## Set exercise
Pick out each line containing the string "Lamp" and copy it.

== Extracted entries

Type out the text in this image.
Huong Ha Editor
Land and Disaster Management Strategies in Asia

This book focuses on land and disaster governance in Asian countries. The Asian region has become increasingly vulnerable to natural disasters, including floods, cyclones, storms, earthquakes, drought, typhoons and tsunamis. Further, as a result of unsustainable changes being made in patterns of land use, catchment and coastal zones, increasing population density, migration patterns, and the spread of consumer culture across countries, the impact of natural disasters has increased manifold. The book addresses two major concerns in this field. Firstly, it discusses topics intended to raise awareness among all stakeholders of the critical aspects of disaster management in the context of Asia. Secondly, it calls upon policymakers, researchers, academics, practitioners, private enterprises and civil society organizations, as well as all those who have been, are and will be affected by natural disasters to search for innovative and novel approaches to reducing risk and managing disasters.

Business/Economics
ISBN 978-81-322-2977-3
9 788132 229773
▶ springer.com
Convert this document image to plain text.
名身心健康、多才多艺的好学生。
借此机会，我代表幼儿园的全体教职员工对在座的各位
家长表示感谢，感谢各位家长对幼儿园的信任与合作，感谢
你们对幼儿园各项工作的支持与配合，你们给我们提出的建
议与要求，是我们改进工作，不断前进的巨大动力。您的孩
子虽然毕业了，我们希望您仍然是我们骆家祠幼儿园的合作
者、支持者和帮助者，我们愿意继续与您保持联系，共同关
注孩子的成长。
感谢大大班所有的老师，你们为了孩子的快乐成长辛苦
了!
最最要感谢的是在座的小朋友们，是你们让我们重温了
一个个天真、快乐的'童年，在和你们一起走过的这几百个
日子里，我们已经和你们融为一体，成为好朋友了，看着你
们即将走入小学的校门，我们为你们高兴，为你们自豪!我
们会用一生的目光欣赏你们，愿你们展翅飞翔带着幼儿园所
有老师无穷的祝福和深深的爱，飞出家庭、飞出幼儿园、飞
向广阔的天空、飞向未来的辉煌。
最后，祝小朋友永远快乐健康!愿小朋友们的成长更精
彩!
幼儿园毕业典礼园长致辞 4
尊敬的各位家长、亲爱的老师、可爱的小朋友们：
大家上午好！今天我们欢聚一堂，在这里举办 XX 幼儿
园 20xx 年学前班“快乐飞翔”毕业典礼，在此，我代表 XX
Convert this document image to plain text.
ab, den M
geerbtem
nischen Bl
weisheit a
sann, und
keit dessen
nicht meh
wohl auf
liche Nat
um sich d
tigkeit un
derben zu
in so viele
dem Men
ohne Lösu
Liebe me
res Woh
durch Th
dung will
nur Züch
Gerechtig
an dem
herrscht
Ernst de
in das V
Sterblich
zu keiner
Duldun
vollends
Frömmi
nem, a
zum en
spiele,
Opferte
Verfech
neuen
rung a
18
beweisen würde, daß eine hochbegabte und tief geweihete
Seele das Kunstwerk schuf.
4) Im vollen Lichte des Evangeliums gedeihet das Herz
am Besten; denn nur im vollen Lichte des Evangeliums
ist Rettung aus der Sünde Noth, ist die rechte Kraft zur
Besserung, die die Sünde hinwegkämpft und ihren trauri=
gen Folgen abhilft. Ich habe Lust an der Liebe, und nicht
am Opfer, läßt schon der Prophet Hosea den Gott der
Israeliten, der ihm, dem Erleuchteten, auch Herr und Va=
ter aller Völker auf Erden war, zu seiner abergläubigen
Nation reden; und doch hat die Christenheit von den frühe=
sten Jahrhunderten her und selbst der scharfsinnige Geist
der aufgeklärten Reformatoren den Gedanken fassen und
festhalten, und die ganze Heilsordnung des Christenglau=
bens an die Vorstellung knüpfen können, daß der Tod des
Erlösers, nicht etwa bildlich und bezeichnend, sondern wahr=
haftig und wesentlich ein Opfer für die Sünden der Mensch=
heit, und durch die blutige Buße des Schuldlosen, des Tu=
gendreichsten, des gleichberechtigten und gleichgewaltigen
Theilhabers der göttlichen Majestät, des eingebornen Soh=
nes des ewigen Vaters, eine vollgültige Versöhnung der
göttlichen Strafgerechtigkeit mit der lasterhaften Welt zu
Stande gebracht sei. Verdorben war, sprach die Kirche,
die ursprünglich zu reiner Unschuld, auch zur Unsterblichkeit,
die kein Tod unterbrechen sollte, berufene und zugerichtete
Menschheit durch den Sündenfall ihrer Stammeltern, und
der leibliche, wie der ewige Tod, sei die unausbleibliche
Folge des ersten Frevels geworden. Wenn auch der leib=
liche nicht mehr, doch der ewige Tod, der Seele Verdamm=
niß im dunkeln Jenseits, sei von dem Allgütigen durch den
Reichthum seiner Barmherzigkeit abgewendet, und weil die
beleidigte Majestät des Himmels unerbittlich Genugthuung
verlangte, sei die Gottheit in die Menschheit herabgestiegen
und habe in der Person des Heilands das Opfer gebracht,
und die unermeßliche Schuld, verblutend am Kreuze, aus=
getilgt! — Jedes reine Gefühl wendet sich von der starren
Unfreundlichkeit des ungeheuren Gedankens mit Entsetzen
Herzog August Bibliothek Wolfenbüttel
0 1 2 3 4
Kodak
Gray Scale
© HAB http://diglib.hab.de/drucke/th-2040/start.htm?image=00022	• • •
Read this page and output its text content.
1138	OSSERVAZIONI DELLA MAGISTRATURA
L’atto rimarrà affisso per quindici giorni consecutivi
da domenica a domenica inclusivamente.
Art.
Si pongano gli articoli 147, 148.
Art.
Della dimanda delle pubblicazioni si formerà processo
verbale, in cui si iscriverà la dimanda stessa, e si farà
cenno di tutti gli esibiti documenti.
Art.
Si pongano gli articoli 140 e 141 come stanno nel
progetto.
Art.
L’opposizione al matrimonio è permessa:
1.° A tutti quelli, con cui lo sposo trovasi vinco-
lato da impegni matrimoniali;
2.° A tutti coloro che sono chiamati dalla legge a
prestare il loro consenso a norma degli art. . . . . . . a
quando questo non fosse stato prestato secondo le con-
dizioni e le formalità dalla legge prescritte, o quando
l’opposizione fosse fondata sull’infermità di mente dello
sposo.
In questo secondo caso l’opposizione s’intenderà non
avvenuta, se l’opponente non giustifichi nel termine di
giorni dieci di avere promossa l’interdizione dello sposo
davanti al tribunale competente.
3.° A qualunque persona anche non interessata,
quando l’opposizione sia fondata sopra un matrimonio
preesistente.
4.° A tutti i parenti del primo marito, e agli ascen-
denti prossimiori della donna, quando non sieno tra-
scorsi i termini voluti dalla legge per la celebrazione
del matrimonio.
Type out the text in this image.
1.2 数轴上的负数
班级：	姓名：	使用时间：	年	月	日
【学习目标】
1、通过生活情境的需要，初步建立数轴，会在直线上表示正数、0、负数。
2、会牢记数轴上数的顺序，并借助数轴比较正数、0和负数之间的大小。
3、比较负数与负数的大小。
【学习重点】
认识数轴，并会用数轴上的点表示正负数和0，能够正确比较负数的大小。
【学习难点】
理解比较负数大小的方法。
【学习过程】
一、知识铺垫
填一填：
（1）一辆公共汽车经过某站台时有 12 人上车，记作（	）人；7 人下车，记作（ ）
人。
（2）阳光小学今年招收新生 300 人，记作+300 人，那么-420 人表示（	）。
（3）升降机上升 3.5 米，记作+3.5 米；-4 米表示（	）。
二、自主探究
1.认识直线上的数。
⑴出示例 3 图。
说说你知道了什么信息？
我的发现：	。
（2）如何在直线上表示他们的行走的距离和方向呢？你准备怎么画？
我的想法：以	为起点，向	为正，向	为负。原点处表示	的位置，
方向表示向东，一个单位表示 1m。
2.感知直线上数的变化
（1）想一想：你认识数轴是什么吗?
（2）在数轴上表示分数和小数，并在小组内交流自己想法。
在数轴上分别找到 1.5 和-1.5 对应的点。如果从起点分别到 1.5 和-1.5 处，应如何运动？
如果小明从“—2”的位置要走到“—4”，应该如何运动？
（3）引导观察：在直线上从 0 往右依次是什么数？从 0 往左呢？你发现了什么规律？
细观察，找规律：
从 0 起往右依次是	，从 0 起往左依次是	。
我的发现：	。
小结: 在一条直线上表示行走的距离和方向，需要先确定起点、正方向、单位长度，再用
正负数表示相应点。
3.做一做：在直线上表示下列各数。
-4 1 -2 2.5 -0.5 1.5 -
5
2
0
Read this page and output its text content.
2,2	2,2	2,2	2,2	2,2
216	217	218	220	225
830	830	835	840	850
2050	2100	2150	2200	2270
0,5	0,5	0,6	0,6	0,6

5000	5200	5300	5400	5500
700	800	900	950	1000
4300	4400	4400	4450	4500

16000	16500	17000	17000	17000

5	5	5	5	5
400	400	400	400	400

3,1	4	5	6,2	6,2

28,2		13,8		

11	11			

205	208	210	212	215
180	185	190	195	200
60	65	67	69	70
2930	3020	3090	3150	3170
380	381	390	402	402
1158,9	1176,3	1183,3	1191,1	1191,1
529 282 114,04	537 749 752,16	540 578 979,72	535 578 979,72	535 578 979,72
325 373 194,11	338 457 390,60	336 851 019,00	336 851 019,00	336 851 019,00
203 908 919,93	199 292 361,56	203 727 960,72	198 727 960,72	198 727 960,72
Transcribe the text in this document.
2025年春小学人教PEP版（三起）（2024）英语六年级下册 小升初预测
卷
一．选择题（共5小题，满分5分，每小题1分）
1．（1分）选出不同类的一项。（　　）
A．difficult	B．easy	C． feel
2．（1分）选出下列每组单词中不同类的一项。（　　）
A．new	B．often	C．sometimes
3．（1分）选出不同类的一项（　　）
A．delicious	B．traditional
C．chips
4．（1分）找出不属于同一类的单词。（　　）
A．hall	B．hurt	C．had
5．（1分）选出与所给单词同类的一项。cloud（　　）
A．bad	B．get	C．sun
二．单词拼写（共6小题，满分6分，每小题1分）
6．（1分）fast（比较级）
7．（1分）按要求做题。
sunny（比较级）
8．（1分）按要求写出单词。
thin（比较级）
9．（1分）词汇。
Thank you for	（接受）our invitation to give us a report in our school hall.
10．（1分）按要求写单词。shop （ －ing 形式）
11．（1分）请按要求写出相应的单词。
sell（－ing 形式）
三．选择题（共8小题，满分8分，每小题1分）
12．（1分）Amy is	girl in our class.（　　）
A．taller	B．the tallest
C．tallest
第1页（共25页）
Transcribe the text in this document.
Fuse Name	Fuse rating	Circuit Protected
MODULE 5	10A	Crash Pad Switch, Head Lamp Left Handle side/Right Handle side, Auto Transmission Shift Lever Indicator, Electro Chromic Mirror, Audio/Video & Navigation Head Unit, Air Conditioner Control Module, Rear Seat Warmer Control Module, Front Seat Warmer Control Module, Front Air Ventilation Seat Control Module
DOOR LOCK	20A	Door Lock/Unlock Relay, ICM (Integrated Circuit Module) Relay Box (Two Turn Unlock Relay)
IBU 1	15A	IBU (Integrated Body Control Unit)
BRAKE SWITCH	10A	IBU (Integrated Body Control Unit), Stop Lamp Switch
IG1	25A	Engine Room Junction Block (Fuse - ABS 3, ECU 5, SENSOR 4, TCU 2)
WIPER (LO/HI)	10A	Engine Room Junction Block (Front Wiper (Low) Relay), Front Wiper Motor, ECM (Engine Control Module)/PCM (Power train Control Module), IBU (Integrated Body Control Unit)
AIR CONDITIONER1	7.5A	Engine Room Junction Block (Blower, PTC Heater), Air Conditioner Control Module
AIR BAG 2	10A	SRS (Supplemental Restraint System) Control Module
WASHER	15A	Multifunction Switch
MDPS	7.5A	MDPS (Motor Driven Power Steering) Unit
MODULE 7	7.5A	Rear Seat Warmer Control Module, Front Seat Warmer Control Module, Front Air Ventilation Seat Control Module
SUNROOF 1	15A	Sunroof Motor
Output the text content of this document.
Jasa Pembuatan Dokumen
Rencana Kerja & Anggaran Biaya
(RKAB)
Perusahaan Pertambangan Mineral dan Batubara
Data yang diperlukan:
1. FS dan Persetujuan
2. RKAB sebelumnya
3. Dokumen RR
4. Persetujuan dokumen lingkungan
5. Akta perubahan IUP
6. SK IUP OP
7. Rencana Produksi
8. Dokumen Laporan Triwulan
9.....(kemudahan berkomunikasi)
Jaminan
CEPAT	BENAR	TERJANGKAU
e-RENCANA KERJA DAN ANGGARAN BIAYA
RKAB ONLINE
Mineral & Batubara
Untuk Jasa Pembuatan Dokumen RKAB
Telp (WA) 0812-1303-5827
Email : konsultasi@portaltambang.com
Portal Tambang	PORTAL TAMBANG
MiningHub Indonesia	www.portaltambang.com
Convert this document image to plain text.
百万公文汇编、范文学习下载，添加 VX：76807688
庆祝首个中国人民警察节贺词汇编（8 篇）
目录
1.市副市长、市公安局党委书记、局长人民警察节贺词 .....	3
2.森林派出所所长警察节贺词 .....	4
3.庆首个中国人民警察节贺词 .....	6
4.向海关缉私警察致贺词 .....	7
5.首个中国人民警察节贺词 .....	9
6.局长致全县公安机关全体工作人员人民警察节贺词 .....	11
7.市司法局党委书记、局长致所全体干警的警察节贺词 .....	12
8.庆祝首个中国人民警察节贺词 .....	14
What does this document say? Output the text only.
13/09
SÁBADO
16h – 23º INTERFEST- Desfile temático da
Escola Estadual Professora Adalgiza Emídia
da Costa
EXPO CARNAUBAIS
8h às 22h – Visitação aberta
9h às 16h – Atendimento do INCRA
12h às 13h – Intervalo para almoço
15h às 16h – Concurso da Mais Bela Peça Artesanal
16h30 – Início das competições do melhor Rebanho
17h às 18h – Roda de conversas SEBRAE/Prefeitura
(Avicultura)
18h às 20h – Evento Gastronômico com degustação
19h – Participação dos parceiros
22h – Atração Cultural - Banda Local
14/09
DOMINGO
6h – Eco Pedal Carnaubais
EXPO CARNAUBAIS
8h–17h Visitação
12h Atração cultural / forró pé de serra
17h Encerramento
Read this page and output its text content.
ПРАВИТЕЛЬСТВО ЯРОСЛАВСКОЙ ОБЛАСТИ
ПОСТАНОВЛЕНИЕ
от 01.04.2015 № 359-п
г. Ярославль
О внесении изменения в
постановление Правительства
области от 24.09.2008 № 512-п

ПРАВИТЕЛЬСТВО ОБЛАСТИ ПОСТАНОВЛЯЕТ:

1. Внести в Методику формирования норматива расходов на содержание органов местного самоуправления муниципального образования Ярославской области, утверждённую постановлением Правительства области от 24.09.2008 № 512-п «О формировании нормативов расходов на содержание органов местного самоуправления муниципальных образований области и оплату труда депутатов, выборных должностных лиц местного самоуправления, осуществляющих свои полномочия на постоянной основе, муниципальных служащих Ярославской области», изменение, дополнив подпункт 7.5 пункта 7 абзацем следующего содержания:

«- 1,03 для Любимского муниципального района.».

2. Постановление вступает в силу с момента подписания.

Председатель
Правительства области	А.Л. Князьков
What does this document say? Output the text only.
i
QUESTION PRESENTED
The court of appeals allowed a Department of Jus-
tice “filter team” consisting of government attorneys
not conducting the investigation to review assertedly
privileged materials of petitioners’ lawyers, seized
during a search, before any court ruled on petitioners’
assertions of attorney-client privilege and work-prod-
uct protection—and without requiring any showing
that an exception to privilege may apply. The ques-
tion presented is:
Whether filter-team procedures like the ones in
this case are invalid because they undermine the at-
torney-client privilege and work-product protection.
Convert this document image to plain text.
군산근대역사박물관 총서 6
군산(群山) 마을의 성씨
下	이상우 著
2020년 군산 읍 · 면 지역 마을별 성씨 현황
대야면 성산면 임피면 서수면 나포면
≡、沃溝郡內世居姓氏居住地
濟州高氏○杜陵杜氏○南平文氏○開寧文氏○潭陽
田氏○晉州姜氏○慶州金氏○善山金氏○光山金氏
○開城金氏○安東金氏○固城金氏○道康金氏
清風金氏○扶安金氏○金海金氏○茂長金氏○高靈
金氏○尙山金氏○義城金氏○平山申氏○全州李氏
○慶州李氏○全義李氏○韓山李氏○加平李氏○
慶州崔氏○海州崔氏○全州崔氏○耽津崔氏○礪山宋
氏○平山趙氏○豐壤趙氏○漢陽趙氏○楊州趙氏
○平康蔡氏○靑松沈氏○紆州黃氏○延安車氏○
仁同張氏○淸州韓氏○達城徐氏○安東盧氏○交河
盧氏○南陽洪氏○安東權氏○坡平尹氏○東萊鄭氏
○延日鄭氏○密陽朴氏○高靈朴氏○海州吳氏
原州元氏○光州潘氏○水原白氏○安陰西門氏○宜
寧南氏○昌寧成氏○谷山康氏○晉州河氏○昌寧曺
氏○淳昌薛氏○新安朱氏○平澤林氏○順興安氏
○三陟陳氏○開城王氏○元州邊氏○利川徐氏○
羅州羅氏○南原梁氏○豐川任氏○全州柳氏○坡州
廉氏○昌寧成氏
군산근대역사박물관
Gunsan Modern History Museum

====

## Written response
MODULE 5	10A	Crash Pad Switch, Head Lamp Left Handle side/Right Handle side, Auto Transmission Shift Lever Indicator, Electro Chromic Mirror, Audio/Video & Navigation Head Unit, Air Conditioner Control Module, Rear Seat Warmer Control Module, Front Seat Warmer Control Module, Front Air Ventilation Seat Control Module
BRAKE SWITCH	10A	IBU (Integrated Body Control Unit), Stop Lamp Switch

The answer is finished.